-- start of SUPPLIED DATA --

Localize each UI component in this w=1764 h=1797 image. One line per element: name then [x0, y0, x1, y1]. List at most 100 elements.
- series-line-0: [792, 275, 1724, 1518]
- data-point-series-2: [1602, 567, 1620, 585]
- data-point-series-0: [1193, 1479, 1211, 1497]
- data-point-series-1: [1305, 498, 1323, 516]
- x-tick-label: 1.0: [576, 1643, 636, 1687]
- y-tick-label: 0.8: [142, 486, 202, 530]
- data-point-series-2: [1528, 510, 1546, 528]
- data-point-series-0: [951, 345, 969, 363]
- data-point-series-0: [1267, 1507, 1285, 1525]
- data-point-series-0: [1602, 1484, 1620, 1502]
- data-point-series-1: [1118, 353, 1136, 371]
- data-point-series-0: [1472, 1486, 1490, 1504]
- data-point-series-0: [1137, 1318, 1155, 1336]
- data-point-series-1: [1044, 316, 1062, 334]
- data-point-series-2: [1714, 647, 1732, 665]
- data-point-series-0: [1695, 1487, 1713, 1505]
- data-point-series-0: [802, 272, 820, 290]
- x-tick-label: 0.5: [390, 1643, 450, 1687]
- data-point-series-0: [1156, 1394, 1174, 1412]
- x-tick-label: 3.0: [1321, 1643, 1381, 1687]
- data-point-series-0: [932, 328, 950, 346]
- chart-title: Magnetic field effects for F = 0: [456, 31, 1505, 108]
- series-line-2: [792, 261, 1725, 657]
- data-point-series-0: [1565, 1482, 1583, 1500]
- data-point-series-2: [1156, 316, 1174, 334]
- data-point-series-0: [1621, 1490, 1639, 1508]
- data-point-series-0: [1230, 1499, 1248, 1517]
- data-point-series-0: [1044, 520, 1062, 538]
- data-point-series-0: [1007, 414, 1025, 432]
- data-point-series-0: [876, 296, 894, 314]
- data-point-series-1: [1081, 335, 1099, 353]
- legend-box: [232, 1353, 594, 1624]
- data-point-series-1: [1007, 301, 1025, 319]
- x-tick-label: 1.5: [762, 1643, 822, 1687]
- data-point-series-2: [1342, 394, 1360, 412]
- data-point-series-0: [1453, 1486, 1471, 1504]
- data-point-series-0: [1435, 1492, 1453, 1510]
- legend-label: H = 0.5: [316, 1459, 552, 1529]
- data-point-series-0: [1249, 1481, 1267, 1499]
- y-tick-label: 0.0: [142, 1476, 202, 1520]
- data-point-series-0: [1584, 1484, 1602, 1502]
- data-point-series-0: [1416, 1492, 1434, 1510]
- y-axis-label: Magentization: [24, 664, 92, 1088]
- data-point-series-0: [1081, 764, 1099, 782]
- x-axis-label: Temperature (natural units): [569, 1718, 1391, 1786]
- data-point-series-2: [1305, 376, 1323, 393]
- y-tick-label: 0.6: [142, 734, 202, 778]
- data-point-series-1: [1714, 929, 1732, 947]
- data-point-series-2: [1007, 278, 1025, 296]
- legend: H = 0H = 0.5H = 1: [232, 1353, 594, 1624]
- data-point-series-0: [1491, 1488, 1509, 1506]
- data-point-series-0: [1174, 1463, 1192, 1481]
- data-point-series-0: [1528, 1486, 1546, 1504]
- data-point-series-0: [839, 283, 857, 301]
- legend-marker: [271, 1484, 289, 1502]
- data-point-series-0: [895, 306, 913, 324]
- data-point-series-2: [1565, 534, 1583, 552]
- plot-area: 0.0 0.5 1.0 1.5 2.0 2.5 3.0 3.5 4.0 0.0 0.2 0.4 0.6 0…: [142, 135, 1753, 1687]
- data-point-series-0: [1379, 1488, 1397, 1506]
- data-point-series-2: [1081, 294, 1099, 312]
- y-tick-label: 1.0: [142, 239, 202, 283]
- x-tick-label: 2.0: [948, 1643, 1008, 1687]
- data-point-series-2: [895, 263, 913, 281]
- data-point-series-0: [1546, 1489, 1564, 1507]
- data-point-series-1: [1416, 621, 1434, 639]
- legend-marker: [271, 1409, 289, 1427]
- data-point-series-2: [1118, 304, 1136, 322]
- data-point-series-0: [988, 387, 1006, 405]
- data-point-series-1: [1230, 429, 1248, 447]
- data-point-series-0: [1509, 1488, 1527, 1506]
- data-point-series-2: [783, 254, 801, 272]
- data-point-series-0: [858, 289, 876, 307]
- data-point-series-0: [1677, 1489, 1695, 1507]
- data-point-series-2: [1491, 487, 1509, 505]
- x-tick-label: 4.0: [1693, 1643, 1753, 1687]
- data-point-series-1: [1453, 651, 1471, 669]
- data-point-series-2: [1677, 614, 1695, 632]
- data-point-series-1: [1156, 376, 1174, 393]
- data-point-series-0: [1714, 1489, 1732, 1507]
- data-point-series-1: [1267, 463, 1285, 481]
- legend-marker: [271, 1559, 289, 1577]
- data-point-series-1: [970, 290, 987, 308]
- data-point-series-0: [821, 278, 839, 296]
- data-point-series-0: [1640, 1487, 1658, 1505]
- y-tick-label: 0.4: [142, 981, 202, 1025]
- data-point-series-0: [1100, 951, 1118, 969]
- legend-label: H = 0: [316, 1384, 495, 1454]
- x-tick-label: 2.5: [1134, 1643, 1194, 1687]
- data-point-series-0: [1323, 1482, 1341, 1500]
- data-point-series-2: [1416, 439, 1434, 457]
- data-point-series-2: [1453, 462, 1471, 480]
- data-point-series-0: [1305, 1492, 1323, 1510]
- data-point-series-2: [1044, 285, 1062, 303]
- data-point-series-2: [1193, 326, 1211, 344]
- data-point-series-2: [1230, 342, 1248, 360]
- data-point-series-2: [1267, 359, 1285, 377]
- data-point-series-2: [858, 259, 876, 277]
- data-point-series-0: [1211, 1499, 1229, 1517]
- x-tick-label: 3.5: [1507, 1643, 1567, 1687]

-- end of SUPPLIED DATA --

> _GIVEN PROBLEM_
Copy the material above line for line, without changing anything.

> _COMPLETE RESPONSE_
Localize each UI component in this w=1764 h=1797 image. One line per element: name then [x0, y0, x1, y1]. List at most 100 elements.
- series-line-0: [792, 275, 1724, 1518]
- data-point-series-2: [1602, 567, 1620, 585]
- data-point-series-0: [1193, 1479, 1211, 1497]
- data-point-series-1: [1305, 498, 1323, 516]
- x-tick-label: 1.0: [576, 1643, 636, 1687]
- y-tick-label: 0.8: [142, 486, 202, 530]
- data-point-series-2: [1528, 510, 1546, 528]
- data-point-series-0: [951, 345, 969, 363]
- data-point-series-0: [1267, 1507, 1285, 1525]
- data-point-series-0: [1602, 1484, 1620, 1502]
- data-point-series-1: [1118, 353, 1136, 371]
- data-point-series-0: [1472, 1486, 1490, 1504]
- data-point-series-0: [1137, 1318, 1155, 1336]
- data-point-series-1: [1044, 316, 1062, 334]
- data-point-series-2: [1714, 647, 1732, 665]
- data-point-series-0: [1695, 1487, 1713, 1505]
- data-point-series-0: [802, 272, 820, 290]
- x-tick-label: 0.5: [390, 1643, 450, 1687]
- data-point-series-0: [1156, 1394, 1174, 1412]
- x-tick-label: 3.0: [1321, 1643, 1381, 1687]
- data-point-series-0: [932, 328, 950, 346]
- chart-title: Magnetic field effects for F = 0: [456, 31, 1505, 108]
- series-line-2: [792, 261, 1725, 657]
- data-point-series-0: [1565, 1482, 1583, 1500]
- data-point-series-2: [1156, 316, 1174, 334]
- data-point-series-0: [1621, 1490, 1639, 1508]
- data-point-series-0: [1230, 1499, 1248, 1517]
- data-point-series-0: [1044, 520, 1062, 538]
- data-point-series-0: [1007, 414, 1025, 432]
- data-point-series-0: [876, 296, 894, 314]
- data-point-series-1: [1081, 335, 1099, 353]
- legend-box: [232, 1353, 594, 1624]
- data-point-series-1: [1007, 301, 1025, 319]
- x-tick-label: 1.5: [762, 1643, 822, 1687]
- data-point-series-2: [1342, 394, 1360, 412]
- data-point-series-0: [1453, 1486, 1471, 1504]
- data-point-series-0: [1435, 1492, 1453, 1510]
- legend-label: H = 0.5: [316, 1459, 552, 1529]
- data-point-series-0: [1249, 1481, 1267, 1499]
- y-tick-label: 0.0: [142, 1476, 202, 1520]
- data-point-series-0: [1584, 1484, 1602, 1502]
- data-point-series-0: [1416, 1492, 1434, 1510]
- y-axis-label: Magentization: [24, 664, 92, 1088]
- data-point-series-0: [1081, 764, 1099, 782]
- x-axis-label: Temperature (natural units): [569, 1718, 1391, 1786]
- data-point-series-2: [1305, 376, 1323, 393]
- y-tick-label: 0.6: [142, 734, 202, 778]
- data-point-series-1: [1714, 929, 1732, 947]
- data-point-series-2: [1007, 278, 1025, 296]
- legend: H = 0H = 0.5H = 1: [232, 1353, 594, 1624]
- data-point-series-0: [1491, 1488, 1509, 1506]
- data-point-series-0: [1174, 1463, 1192, 1481]
- data-point-series-0: [1528, 1486, 1546, 1504]
- data-point-series-0: [839, 283, 857, 301]
- legend-marker: [271, 1484, 289, 1502]
- data-point-series-0: [895, 306, 913, 324]
- data-point-series-2: [1565, 534, 1583, 552]
- plot-area: 0.0 0.5 1.0 1.5 2.0 2.5 3.0 3.5 4.0 0.0 0.2 0.4 0.6 0…: [142, 135, 1753, 1687]
- data-point-series-0: [1379, 1488, 1397, 1506]
- data-point-series-2: [1081, 294, 1099, 312]
- y-tick-label: 1.0: [142, 239, 202, 283]
- x-tick-label: 2.0: [948, 1643, 1008, 1687]
- data-point-series-2: [895, 263, 913, 281]
- data-point-series-0: [1546, 1489, 1564, 1507]
- data-point-series-1: [1416, 621, 1434, 639]
- legend-marker: [271, 1409, 289, 1427]
- data-point-series-2: [1118, 304, 1136, 322]
- data-point-series-0: [988, 387, 1006, 405]
- data-point-series-1: [1230, 429, 1248, 447]
- data-point-series-0: [1509, 1488, 1527, 1506]
- data-point-series-2: [783, 254, 801, 272]
- data-point-series-0: [858, 289, 876, 307]
- data-point-series-0: [1677, 1489, 1695, 1507]
- data-point-series-2: [1491, 487, 1509, 505]
- x-tick-label: 4.0: [1693, 1643, 1753, 1687]
- data-point-series-1: [1453, 651, 1471, 669]
- data-point-series-2: [1677, 614, 1695, 632]
- data-point-series-1: [1156, 376, 1174, 393]
- data-point-series-0: [1714, 1489, 1732, 1507]
- data-point-series-1: [1267, 463, 1285, 481]
- legend-marker: [271, 1559, 289, 1577]
- data-point-series-1: [970, 290, 987, 308]
- data-point-series-0: [821, 278, 839, 296]
- data-point-series-0: [1640, 1487, 1658, 1505]
- y-tick-label: 0.4: [142, 981, 202, 1025]
- data-point-series-0: [1100, 951, 1118, 969]
- legend-label: H = 0: [316, 1384, 495, 1454]
- x-tick-label: 2.5: [1134, 1643, 1194, 1687]
- data-point-series-0: [1323, 1482, 1341, 1500]
- data-point-series-2: [1416, 439, 1434, 457]
- data-point-series-2: [1453, 462, 1471, 480]
- data-point-series-0: [1305, 1492, 1323, 1510]
- data-point-series-2: [1044, 285, 1062, 303]
- data-point-series-2: [1193, 326, 1211, 344]
- data-point-series-2: [1230, 342, 1248, 360]
- data-point-series-2: [1267, 359, 1285, 377]
- data-point-series-2: [858, 259, 876, 277]
- data-point-series-0: [1211, 1499, 1229, 1517]
- x-tick-label: 3.5: [1507, 1643, 1567, 1687]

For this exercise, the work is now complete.